» Stated problem:
Write out the data again exactly, skipping every picture.
++++ Material to process ++++
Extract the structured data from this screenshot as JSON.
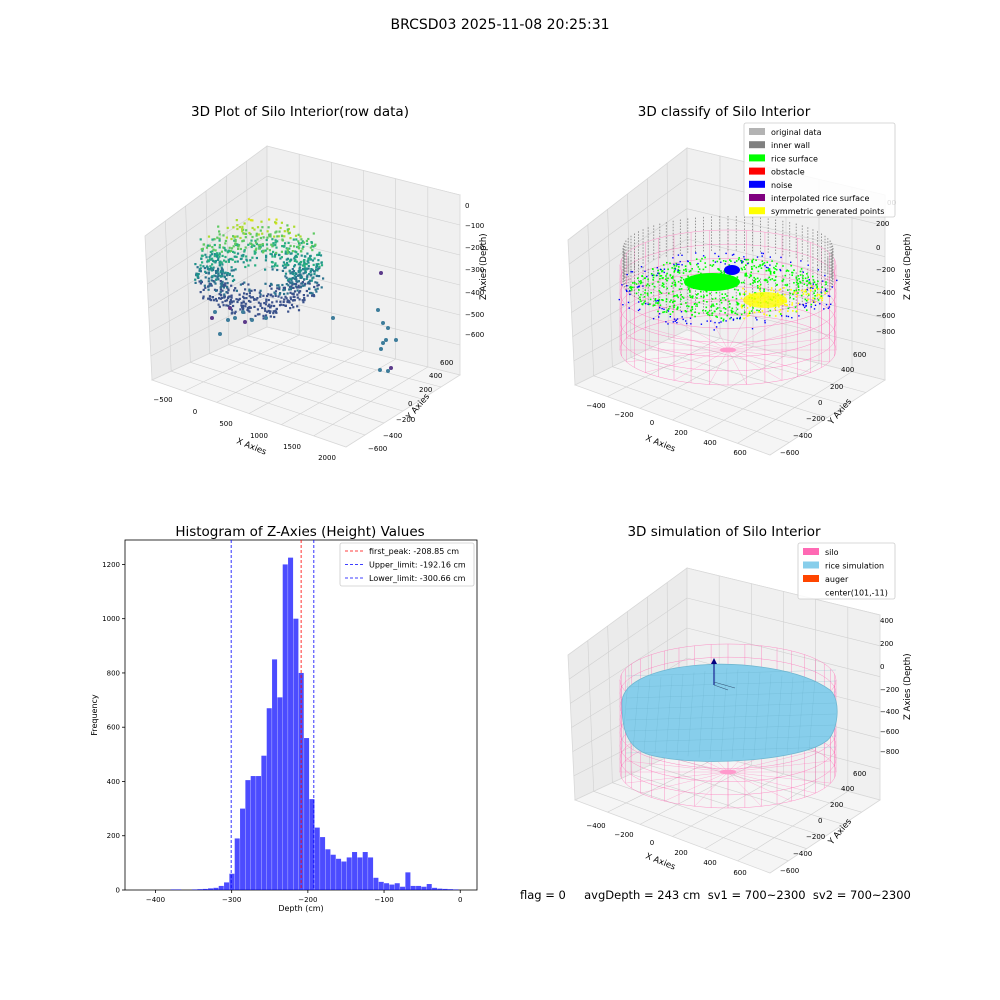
{
  "figure": {
    "suptitle": "BRCSD03 2025-11-08 20:25:31",
    "status_line": "flag = 0     avgDepth = 243 cm  sv1 = 700~2300  sv2 = 700~2300"
  },
  "colors": {
    "original_data": "#b3b3b3",
    "inner_wall": "#808080",
    "rice_surface": "#00ff00",
    "obstacle": "#ff0000",
    "noise": "#0000ff",
    "interpolated_rice_surface": "#800080",
    "symmetric_generated_points": "#ffff00",
    "silo": "#ff69b4",
    "rice_simulation": "#87ceeb",
    "auger": "#ff4500",
    "hist_bar": "#0000ff",
    "first_peak_line": "#ff0000",
    "limit_line": "#0000ff"
  },
  "panels": {
    "raw": {
      "title": "3D Plot of Silo Interior(row data)",
      "xlabel": "X Axies",
      "ylabel": "Y Axies",
      "zlabel": "Z Axies (Depth)",
      "xticks": [
        "−500",
        "0",
        "500",
        "1000",
        "1500",
        "2000"
      ],
      "yticks": [
        "−600",
        "−400",
        "−200",
        "0",
        "200",
        "400",
        "600"
      ],
      "zticks": [
        "0",
        "−100",
        "−200",
        "−300",
        "−400",
        "−500",
        "−600"
      ]
    },
    "classify": {
      "title": "3D classify of Silo Interior",
      "xlabel": "X Axies",
      "ylabel": "Y Axies",
      "zlabel": "Z Axies (Depth)",
      "xticks": [
        "−400",
        "−200",
        "0",
        "200",
        "400",
        "600"
      ],
      "yticks": [
        "−600",
        "−400",
        "−200",
        "0",
        "200",
        "400",
        "600"
      ],
      "zticks": [
        "200",
        "0",
        "−200",
        "−400",
        "−600",
        "−800"
      ],
      "zticks_partial": "00",
      "legend": [
        {
          "label": "original data",
          "color": "#b3b3b3"
        },
        {
          "label": "inner wall",
          "color": "#808080"
        },
        {
          "label": "rice surface",
          "color": "#00ff00"
        },
        {
          "label": "obstacle",
          "color": "#ff0000"
        },
        {
          "label": "noise",
          "color": "#0000ff"
        },
        {
          "label": "interpolated rice surface",
          "color": "#800080"
        },
        {
          "label": "symmetric generated points",
          "color": "#ffff00"
        }
      ]
    },
    "simulation": {
      "title": "3D simulation of Silo Interior",
      "xlabel": "X Axies",
      "ylabel": "Y Axies",
      "zlabel": "Z Axies (Depth)",
      "xticks": [
        "−400",
        "−200",
        "0",
        "200",
        "400",
        "600"
      ],
      "yticks": [
        "−600",
        "−400",
        "−200",
        "0",
        "200",
        "400",
        "600"
      ],
      "zticks": [
        "400",
        "200",
        "0",
        "−200",
        "−400",
        "−600",
        "−800"
      ],
      "legend": [
        {
          "label": "silo",
          "color": "#ff69b4"
        },
        {
          "label": "rice simulation",
          "color": "#87ceeb"
        },
        {
          "label": "auger",
          "color": "#ff4500"
        },
        {
          "label": "center(101,-11)",
          "color": ""
        }
      ]
    }
  },
  "chart_data": [
    {
      "type": "scatter",
      "subtype": "3d",
      "title": "3D Plot of Silo Interior(row data)",
      "xlabel": "X Axies",
      "ylabel": "Y Axies",
      "zlabel": "Z Axies (Depth)",
      "xlim": [
        -600,
        2100
      ],
      "ylim": [
        -650,
        650
      ],
      "zlim": [
        -650,
        20
      ],
      "colormap": "viridis",
      "grid": true
    },
    {
      "type": "scatter",
      "subtype": "3d",
      "title": "3D classify of Silo Interior",
      "xlabel": "X Axies",
      "ylabel": "Y Axies",
      "zlabel": "Z Axies (Depth)",
      "xlim": [
        -500,
        700
      ],
      "ylim": [
        -650,
        650
      ],
      "zlim": [
        -900,
        300
      ],
      "series": [
        {
          "name": "original data"
        },
        {
          "name": "inner wall"
        },
        {
          "name": "rice surface"
        },
        {
          "name": "obstacle"
        },
        {
          "name": "noise"
        },
        {
          "name": "interpolated rice surface"
        },
        {
          "name": "symmetric generated points"
        }
      ],
      "legend_position": "top-right",
      "grid": true
    },
    {
      "type": "bar",
      "subtype": "histogram",
      "title": "Histogram of Z-Axies (Height) Values",
      "xlabel": "Depth (cm)",
      "ylabel": "Frequency",
      "xlim": [
        -440,
        22
      ],
      "ylim": [
        0,
        1290
      ],
      "xticks": [
        -400,
        -300,
        -200,
        -100,
        0
      ],
      "yticks": [
        0,
        200,
        400,
        600,
        800,
        1000,
        1200
      ],
      "bin_width": 7,
      "x": [
        -380,
        -373,
        -352,
        -345,
        -338,
        -331,
        -324,
        -317,
        -310,
        -303,
        -296,
        -289,
        -282,
        -275,
        -268,
        -261,
        -254,
        -247,
        -240,
        -233,
        -226,
        -219,
        -212,
        -205,
        -198,
        -191,
        -184,
        -177,
        -170,
        -163,
        -156,
        -149,
        -142,
        -135,
        -128,
        -121,
        -114,
        -107,
        -100,
        -93,
        -86,
        -79,
        -72,
        -65,
        -58,
        -51,
        -44,
        -37,
        -30,
        -23,
        -16,
        -9
      ],
      "values": [
        2,
        2,
        2,
        3,
        4,
        6,
        8,
        15,
        28,
        60,
        190,
        300,
        405,
        420,
        420,
        495,
        670,
        850,
        710,
        1200,
        1225,
        1000,
        800,
        560,
        335,
        230,
        195,
        150,
        130,
        115,
        105,
        120,
        140,
        120,
        140,
        120,
        45,
        30,
        25,
        20,
        25,
        12,
        65,
        15,
        15,
        12,
        22,
        8,
        5,
        4,
        3,
        2
      ],
      "vlines": [
        {
          "label": "first_peak: -208.85 cm",
          "x": -208.85,
          "color": "#ff0000"
        },
        {
          "label": "Upper_limit: -192.16 cm",
          "x": -192.16,
          "color": "#0000ff"
        },
        {
          "label": "Lower_limit: -300.66 cm",
          "x": -300.66,
          "color": "#0000ff"
        }
      ],
      "legend_position": "top-right"
    },
    {
      "type": "scatter",
      "subtype": "3d-surface",
      "title": "3D simulation of Silo Interior",
      "xlabel": "X Axies",
      "ylabel": "Y Axies",
      "zlabel": "Z Axies (Depth)",
      "xlim": [
        -500,
        700
      ],
      "ylim": [
        -650,
        650
      ],
      "zlim": [
        -900,
        450
      ],
      "series": [
        {
          "name": "silo"
        },
        {
          "name": "rice simulation"
        },
        {
          "name": "auger"
        },
        {
          "name": "center(101,-11)"
        }
      ],
      "legend_position": "top-right",
      "grid": true
    }
  ]
}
++++
» Full output:
Extract the structured data from this screenshot as JSON.
{
  "figure": {
    "suptitle": "BRCSD03 2025-11-08 20:25:31",
    "status_line": "flag = 0     avgDepth = 243 cm  sv1 = 700~2300  sv2 = 700~2300"
  },
  "colors": {
    "original_data": "#b3b3b3",
    "inner_wall": "#808080",
    "rice_surface": "#00ff00",
    "obstacle": "#ff0000",
    "noise": "#0000ff",
    "interpolated_rice_surface": "#800080",
    "symmetric_generated_points": "#ffff00",
    "silo": "#ff69b4",
    "rice_simulation": "#87ceeb",
    "auger": "#ff4500",
    "hist_bar": "#0000ff",
    "first_peak_line": "#ff0000",
    "limit_line": "#0000ff"
  },
  "panels": {
    "raw": {
      "title": "3D Plot of Silo Interior(row data)",
      "xlabel": "X Axies",
      "ylabel": "Y Axies",
      "zlabel": "Z Axies (Depth)",
      "xticks": [
        "−500",
        "0",
        "500",
        "1000",
        "1500",
        "2000"
      ],
      "yticks": [
        "−600",
        "−400",
        "−200",
        "0",
        "200",
        "400",
        "600"
      ],
      "zticks": [
        "0",
        "−100",
        "−200",
        "−300",
        "−400",
        "−500",
        "−600"
      ]
    },
    "classify": {
      "title": "3D classify of Silo Interior",
      "xlabel": "X Axies",
      "ylabel": "Y Axies",
      "zlabel": "Z Axies (Depth)",
      "xticks": [
        "−400",
        "−200",
        "0",
        "200",
        "400",
        "600"
      ],
      "yticks": [
        "−600",
        "−400",
        "−200",
        "0",
        "200",
        "400",
        "600"
      ],
      "zticks": [
        "200",
        "0",
        "−200",
        "−400",
        "−600",
        "−800"
      ],
      "zticks_partial": "00",
      "legend": [
        {
          "label": "original data",
          "color": "#b3b3b3"
        },
        {
          "label": "inner wall",
          "color": "#808080"
        },
        {
          "label": "rice surface",
          "color": "#00ff00"
        },
        {
          "label": "obstacle",
          "color": "#ff0000"
        },
        {
          "label": "noise",
          "color": "#0000ff"
        },
        {
          "label": "interpolated rice surface",
          "color": "#800080"
        },
        {
          "label": "symmetric generated points",
          "color": "#ffff00"
        }
      ]
    },
    "simulation": {
      "title": "3D simulation of Silo Interior",
      "xlabel": "X Axies",
      "ylabel": "Y Axies",
      "zlabel": "Z Axies (Depth)",
      "xticks": [
        "−400",
        "−200",
        "0",
        "200",
        "400",
        "600"
      ],
      "yticks": [
        "−600",
        "−400",
        "−200",
        "0",
        "200",
        "400",
        "600"
      ],
      "zticks": [
        "400",
        "200",
        "0",
        "−200",
        "−400",
        "−600",
        "−800"
      ],
      "legend": [
        {
          "label": "silo",
          "color": "#ff69b4"
        },
        {
          "label": "rice simulation",
          "color": "#87ceeb"
        },
        {
          "label": "auger",
          "color": "#ff4500"
        },
        {
          "label": "center(101,-11)",
          "color": ""
        }
      ]
    }
  },
  "chart_data": [
    {
      "type": "scatter",
      "subtype": "3d",
      "title": "3D Plot of Silo Interior(row data)",
      "xlabel": "X Axies",
      "ylabel": "Y Axies",
      "zlabel": "Z Axies (Depth)",
      "xlim": [
        -600,
        2100
      ],
      "ylim": [
        -650,
        650
      ],
      "zlim": [
        -650,
        20
      ],
      "colormap": "viridis",
      "grid": true
    },
    {
      "type": "scatter",
      "subtype": "3d",
      "title": "3D classify of Silo Interior",
      "xlabel": "X Axies",
      "ylabel": "Y Axies",
      "zlabel": "Z Axies (Depth)",
      "xlim": [
        -500,
        700
      ],
      "ylim": [
        -650,
        650
      ],
      "zlim": [
        -900,
        300
      ],
      "series": [
        {
          "name": "original data"
        },
        {
          "name": "inner wall"
        },
        {
          "name": "rice surface"
        },
        {
          "name": "obstacle"
        },
        {
          "name": "noise"
        },
        {
          "name": "interpolated rice surface"
        },
        {
          "name": "symmetric generated points"
        }
      ],
      "legend_position": "top-right",
      "grid": true
    },
    {
      "type": "bar",
      "subtype": "histogram",
      "title": "Histogram of Z-Axies (Height) Values",
      "xlabel": "Depth (cm)",
      "ylabel": "Frequency",
      "xlim": [
        -440,
        22
      ],
      "ylim": [
        0,
        1290
      ],
      "xticks": [
        -400,
        -300,
        -200,
        -100,
        0
      ],
      "yticks": [
        0,
        200,
        400,
        600,
        800,
        1000,
        1200
      ],
      "bin_width": 7,
      "x": [
        -380,
        -373,
        -352,
        -345,
        -338,
        -331,
        -324,
        -317,
        -310,
        -303,
        -296,
        -289,
        -282,
        -275,
        -268,
        -261,
        -254,
        -247,
        -240,
        -233,
        -226,
        -219,
        -212,
        -205,
        -198,
        -191,
        -184,
        -177,
        -170,
        -163,
        -156,
        -149,
        -142,
        -135,
        -128,
        -121,
        -114,
        -107,
        -100,
        -93,
        -86,
        -79,
        -72,
        -65,
        -58,
        -51,
        -44,
        -37,
        -30,
        -23,
        -16,
        -9
      ],
      "values": [
        2,
        2,
        2,
        3,
        4,
        6,
        8,
        15,
        28,
        60,
        190,
        300,
        405,
        420,
        420,
        495,
        670,
        850,
        710,
        1200,
        1225,
        1000,
        800,
        560,
        335,
        230,
        195,
        150,
        130,
        115,
        105,
        120,
        140,
        120,
        140,
        120,
        45,
        30,
        25,
        20,
        25,
        12,
        65,
        15,
        15,
        12,
        22,
        8,
        5,
        4,
        3,
        2
      ],
      "vlines": [
        {
          "label": "first_peak: -208.85 cm",
          "x": -208.85,
          "color": "#ff0000"
        },
        {
          "label": "Upper_limit: -192.16 cm",
          "x": -192.16,
          "color": "#0000ff"
        },
        {
          "label": "Lower_limit: -300.66 cm",
          "x": -300.66,
          "color": "#0000ff"
        }
      ],
      "legend_position": "top-right"
    },
    {
      "type": "scatter",
      "subtype": "3d-surface",
      "title": "3D simulation of Silo Interior",
      "xlabel": "X Axies",
      "ylabel": "Y Axies",
      "zlabel": "Z Axies (Depth)",
      "xlim": [
        -500,
        700
      ],
      "ylim": [
        -650,
        650
      ],
      "zlim": [
        -900,
        450
      ],
      "series": [
        {
          "name": "silo"
        },
        {
          "name": "rice simulation"
        },
        {
          "name": "auger"
        },
        {
          "name": "center(101,-11)"
        }
      ],
      "legend_position": "top-right",
      "grid": true
    }
  ]
}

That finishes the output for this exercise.